→ Brief
Reproduce the listing word for word. Skip any image.

Dataset rows

== == ==

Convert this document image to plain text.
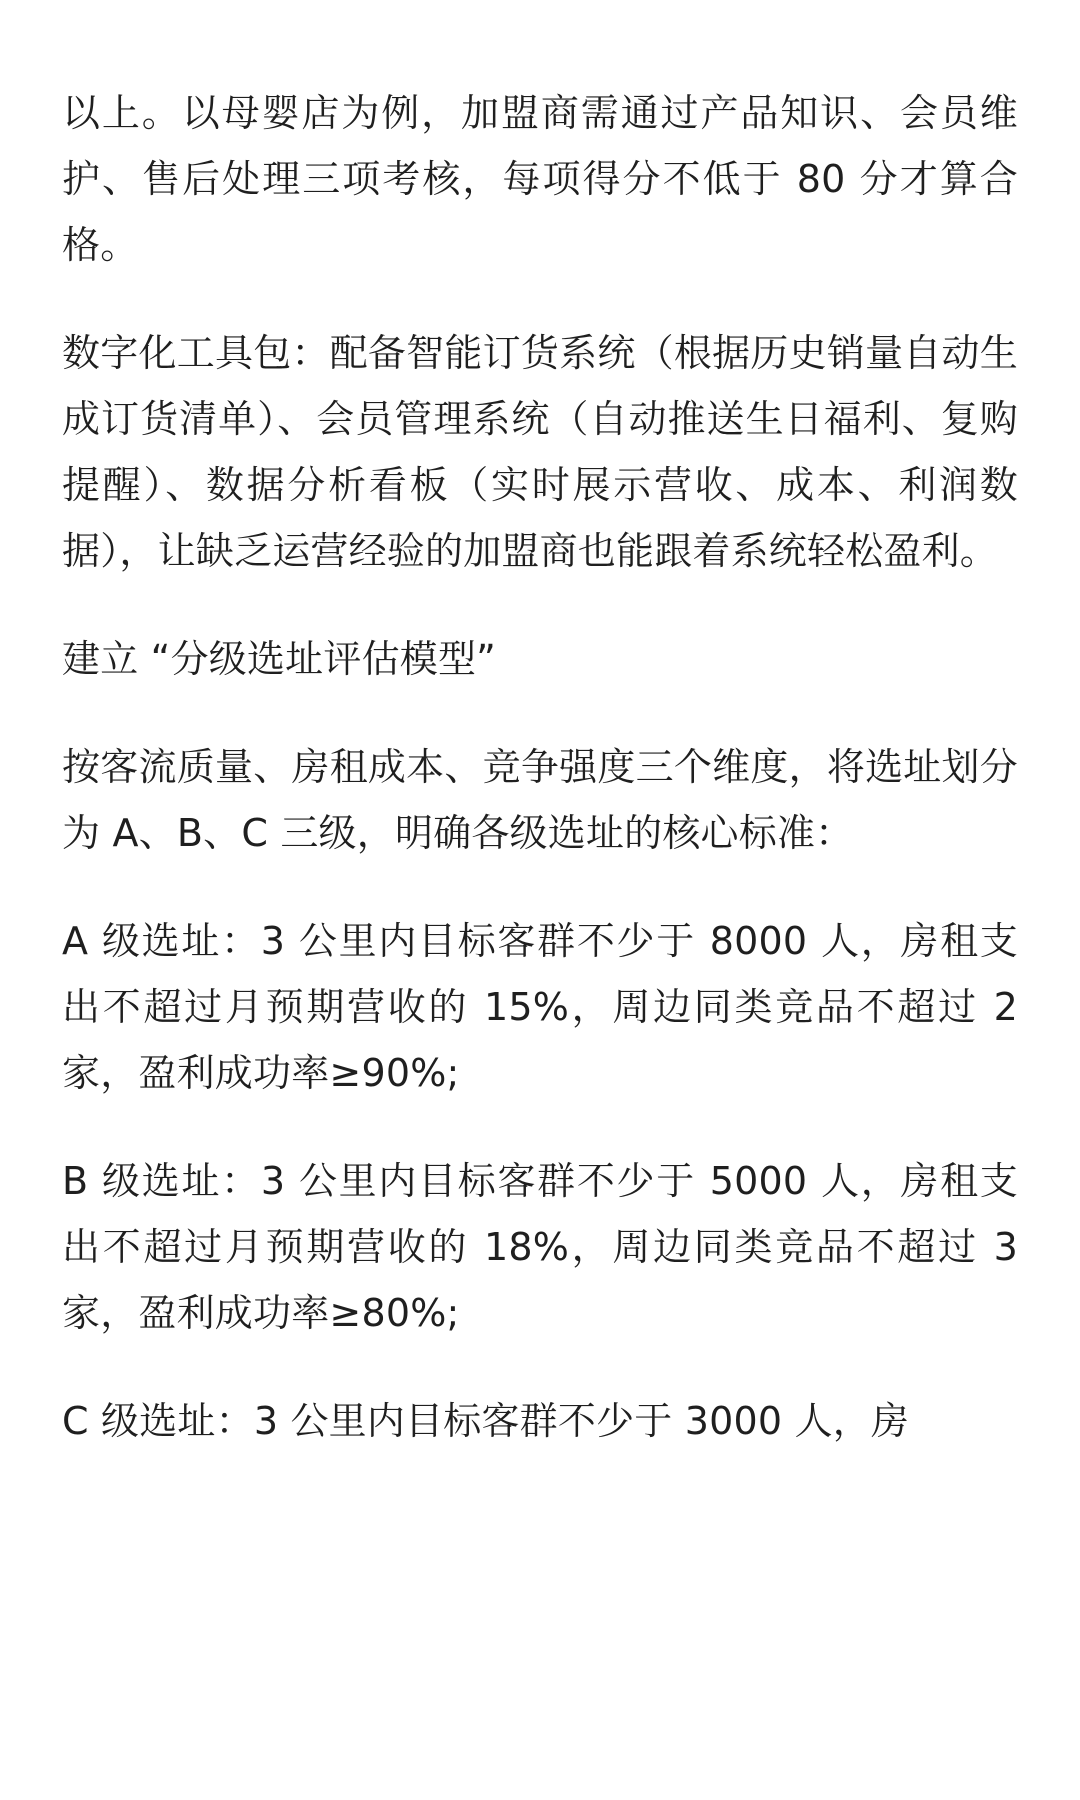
以上。以母婴店为例，加盟商需通过产品知识、会员维护、售后处理三项考核，每项得分不低于 80 分才算合格。

数字化工具包：配备智能订货系统（根据历史销量自动生成订货清单）、会员管理系统（自动推送生日福利、复购提醒）、数据分析看板（实时展示营收、成本、利润数据），让缺乏运营经验的加盟商也能跟着系统轻松盈利。

建立 “分级选址评估模型”

按客流质量、房租成本、竞争强度三个维度，将选址划分为 A、B、C 三级，明确各级选址的核心标准：

A 级选址：3 公里内目标客群不少于 8000 人，房租支出不超过月预期营收的 15%，周边同类竞品不超过 2 家，盈利成功率≥90%;

B 级选址：3 公里内目标客群不少于 5000 人，房租支出不超过月预期营收的 18%，周边同类竞品不超过 3 家，盈利成功率≥80%;

C 级选址：3 公里内目标客群不少于 3000 人，房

== == ==

→ Correct result
Convert this document image to plain text.
以上。以母婴店为例，加盟商需通过产品知识、会员维护、售后处理三项考核，每项得分不低于 80 分才算合格。

数字化工具包：配备智能订货系统（根据历史销量自动生成订货清单）、会员管理系统（自动推送生日福利、复购提醒）、数据分析看板（实时展示营收、成本、利润数据），让缺乏运营经验的加盟商也能跟着系统轻松盈利。

建立 “分级选址评估模型”

按客流质量、房租成本、竞争强度三个维度，将选址划分为 A、B、C 三级，明确各级选址的核心标准：

A 级选址：3 公里内目标客群不少于 8000 人，房租支出不超过月预期营收的 15%，周边同类竞品不超过 2 家，盈利成功率≥90%;

B 级选址：3 公里内目标客群不少于 5000 人，房租支出不超过月预期营收的 18%，周边同类竞品不超过 3 家，盈利成功率≥80%;

C 级选址：3 公里内目标客群不少于 3000 人，房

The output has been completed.